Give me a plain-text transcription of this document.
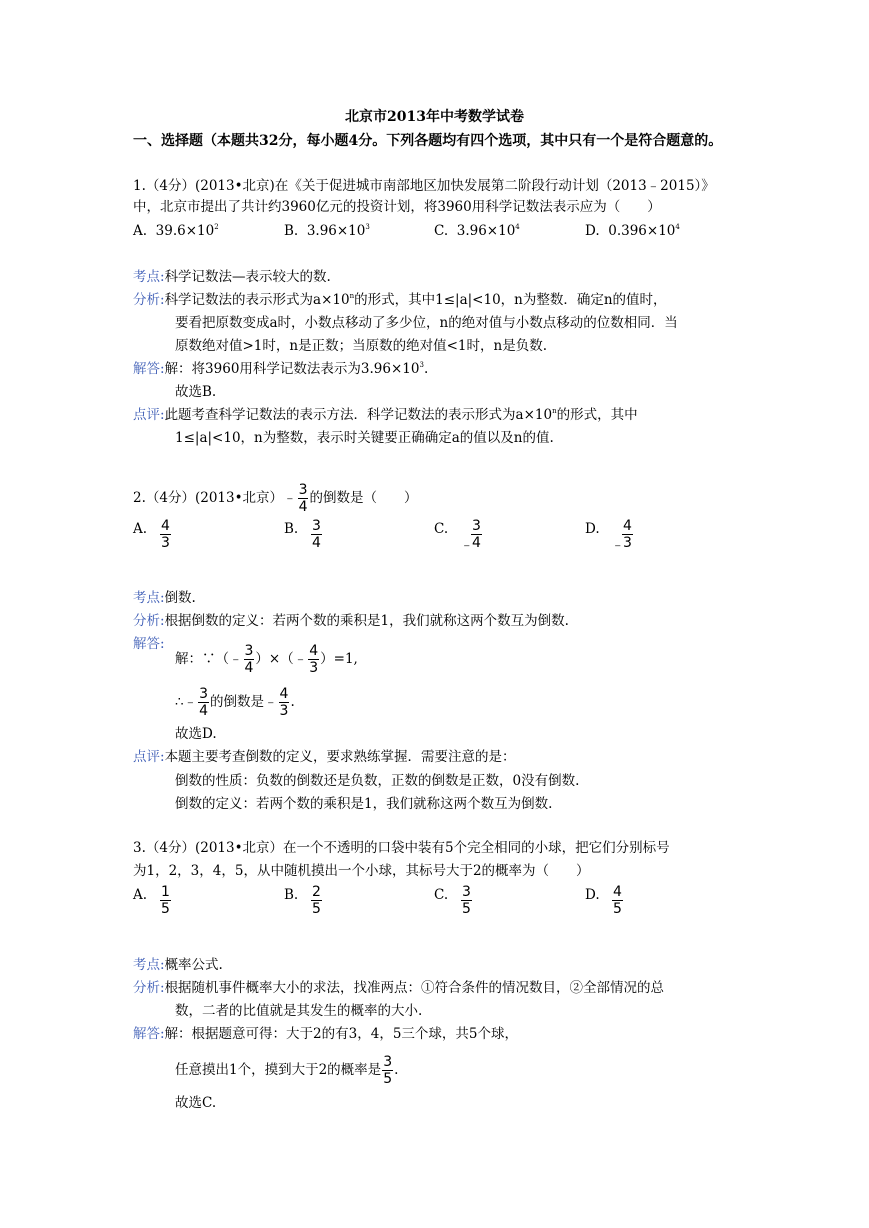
北京市2013年中考数学试卷
一、选择题（本题共32分，每小题4分。下列各题均有四个选项，其中只有一个是符合题意的。
1.（4分）(2013•北京)在《关于促进城市南部地区加快发展第二阶段行动计划（2013﹣2015）》
中，北京市提出了共计约3960亿元的投资计划，将3960用科学记数法表示应为（　　）
A. $39.6\times 10^2$	B. $3.96\times 10^3$	C. $3.96\times 10^4$	D. $0.396\times 10^4$
考点:科学记数法—表示较大的数.
分析:科学记数法的表示形式为$a\times 10^n$的形式，其中1≤|a|<10，n为整数．确定n的值时，
要看把原数变成a时，小数点移动了多少位，n的绝对值与小数点移动的位数相同．当
原数绝对值>1时，n是正数；当原数的绝对值<1时，n是负数.
解答:解：将3960用科学记数法表示为$3.96\times 10^3$.
故选B.
点评:此题考查科学记数法的表示方法．科学记数法的表示形式为$a\times 10^n$的形式，其中
1≤|a|<10，n为整数，表示时关键要正确确定a的值以及n的值.
2.（4分）(2013•北京）﹣ $\frac{3}{4}$ 的倒数是（　　）
A. $\frac{4}{3}$	B. $\frac{3}{4}$	C.
﹣
$\frac{3}{4}$	D.
﹣
$\frac{4}{3}$
考点:倒数.
分析:根据倒数的定义：若两个数的乘积是1，我们就称这两个数互为倒数.
解答:
解：∵（﹣ $\frac{3}{4}$ ）×（﹣ $\frac{4}{3} )=1$,
∴﹣ $\frac{3}{4}$ 的倒数是﹣ $\frac{4}{3}$ .
故选D.
点评:本题主要考查倒数的定义，要求熟练掌握．需要注意的是：
倒数的性质：负数的倒数还是负数，正数的倒数是正数，0没有倒数.
倒数的定义：若两个数的乘积是1，我们就称这两个数互为倒数.
3.（4分）(2013•北京）在一个不透明的口袋中装有5个完全相同的小球，把它们分别标号
为1，2，3，4，5，从中随机摸出一个小球，其标号大于2的概率为（　　）
A. $\frac{1}{5}$	B. $\frac{2}{5}$	C. $\frac{3}{5}$	D. $\frac{4}{5}$
考点:概率公式.
分析:根据随机事件概率大小的求法，找准两点：①符合条件的情况数目，②全部情况的总
数，二者的比值就是其发生的概率的大小.
解答:解：根据题意可得：大于2的有3，4，5三个球，共5个球，
任意摸出1个，摸到大于2的概率是 $\frac{3}{5}$ .
故选C.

--

**Exercise aim**
In the data above, tally the lines holding "n为整数" and answer with the figure only.

**Solution for this exercise**
2